[The problem] Find the string "gemäß" in the material. Copy every line that has it.
[Data for this exercise]
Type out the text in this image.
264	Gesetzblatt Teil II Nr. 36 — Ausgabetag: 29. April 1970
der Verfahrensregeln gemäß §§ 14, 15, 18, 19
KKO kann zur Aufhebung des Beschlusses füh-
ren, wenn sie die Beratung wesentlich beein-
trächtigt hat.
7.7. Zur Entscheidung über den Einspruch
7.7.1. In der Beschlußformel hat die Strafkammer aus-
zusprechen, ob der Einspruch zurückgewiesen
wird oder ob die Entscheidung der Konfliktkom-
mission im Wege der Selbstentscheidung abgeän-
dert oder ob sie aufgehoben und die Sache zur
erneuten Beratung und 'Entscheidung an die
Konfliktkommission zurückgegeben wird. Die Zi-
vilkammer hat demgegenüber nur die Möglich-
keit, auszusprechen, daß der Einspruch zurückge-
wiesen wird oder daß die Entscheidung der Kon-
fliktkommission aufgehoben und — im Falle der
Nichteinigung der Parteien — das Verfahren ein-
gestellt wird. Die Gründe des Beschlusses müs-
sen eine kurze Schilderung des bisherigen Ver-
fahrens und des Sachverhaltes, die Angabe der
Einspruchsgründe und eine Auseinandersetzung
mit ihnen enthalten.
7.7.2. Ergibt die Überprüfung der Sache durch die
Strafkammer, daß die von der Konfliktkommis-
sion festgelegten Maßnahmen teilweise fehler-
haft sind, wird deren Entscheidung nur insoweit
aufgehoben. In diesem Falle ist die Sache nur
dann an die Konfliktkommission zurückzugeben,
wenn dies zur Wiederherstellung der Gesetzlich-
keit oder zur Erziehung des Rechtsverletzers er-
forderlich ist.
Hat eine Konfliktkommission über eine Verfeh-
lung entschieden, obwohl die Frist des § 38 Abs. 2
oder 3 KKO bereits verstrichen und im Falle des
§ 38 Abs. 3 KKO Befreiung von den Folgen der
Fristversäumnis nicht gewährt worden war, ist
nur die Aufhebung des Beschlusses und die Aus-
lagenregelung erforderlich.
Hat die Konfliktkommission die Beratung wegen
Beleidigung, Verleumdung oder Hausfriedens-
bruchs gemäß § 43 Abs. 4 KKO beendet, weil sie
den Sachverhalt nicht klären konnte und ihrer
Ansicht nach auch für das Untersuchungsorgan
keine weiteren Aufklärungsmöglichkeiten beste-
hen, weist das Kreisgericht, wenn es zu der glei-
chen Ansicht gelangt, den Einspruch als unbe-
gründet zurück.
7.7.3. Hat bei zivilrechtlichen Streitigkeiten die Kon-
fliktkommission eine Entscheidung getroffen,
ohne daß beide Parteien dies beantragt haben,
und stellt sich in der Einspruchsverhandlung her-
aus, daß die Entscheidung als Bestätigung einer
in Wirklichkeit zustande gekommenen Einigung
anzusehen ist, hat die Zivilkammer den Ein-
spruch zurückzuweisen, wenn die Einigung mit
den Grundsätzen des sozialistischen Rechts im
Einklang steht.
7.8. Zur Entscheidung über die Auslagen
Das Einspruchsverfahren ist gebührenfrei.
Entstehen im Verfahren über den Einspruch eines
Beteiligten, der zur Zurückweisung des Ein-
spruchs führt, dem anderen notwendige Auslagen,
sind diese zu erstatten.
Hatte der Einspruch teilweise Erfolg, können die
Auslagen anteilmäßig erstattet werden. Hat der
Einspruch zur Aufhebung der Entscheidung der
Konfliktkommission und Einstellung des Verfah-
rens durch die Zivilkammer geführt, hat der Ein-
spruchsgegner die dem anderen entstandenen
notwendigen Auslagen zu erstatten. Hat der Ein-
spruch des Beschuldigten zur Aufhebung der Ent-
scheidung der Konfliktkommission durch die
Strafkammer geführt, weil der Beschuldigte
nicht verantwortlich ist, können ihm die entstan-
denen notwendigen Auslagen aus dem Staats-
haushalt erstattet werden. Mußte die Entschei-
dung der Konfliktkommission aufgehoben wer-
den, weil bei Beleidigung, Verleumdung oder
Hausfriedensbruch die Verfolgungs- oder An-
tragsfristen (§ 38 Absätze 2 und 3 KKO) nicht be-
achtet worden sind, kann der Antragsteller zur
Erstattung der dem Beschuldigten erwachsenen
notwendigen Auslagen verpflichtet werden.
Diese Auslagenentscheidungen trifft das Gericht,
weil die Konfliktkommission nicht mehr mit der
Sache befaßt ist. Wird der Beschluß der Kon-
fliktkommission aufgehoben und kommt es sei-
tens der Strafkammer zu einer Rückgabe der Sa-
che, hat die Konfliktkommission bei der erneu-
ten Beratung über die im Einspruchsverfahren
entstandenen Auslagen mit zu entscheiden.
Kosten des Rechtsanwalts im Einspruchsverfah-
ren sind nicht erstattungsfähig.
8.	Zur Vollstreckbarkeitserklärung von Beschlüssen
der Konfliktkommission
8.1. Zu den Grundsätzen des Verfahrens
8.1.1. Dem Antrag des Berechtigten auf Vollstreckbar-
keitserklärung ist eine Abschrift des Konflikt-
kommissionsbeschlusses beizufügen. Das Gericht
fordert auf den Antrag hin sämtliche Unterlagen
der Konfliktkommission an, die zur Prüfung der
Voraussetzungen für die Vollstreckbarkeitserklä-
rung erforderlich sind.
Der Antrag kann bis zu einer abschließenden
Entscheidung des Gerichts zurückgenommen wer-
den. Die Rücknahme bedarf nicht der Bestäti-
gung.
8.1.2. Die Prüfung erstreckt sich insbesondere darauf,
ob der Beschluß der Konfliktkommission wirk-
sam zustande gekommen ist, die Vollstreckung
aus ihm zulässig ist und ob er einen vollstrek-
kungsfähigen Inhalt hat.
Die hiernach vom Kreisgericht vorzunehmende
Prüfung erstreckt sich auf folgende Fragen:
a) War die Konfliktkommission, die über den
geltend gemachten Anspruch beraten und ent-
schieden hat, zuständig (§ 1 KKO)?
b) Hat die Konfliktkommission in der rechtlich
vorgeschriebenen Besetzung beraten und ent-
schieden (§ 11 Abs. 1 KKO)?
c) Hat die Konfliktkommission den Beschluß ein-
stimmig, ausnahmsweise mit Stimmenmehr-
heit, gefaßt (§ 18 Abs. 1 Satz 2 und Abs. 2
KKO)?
[/Data for this exercise]
[Answer to this exercise]
der Verfahrensregeln gemäß §§ 14, 15, 18, 19
bruchs gemäß § 43 Abs. 4 KKO beendet, weil sie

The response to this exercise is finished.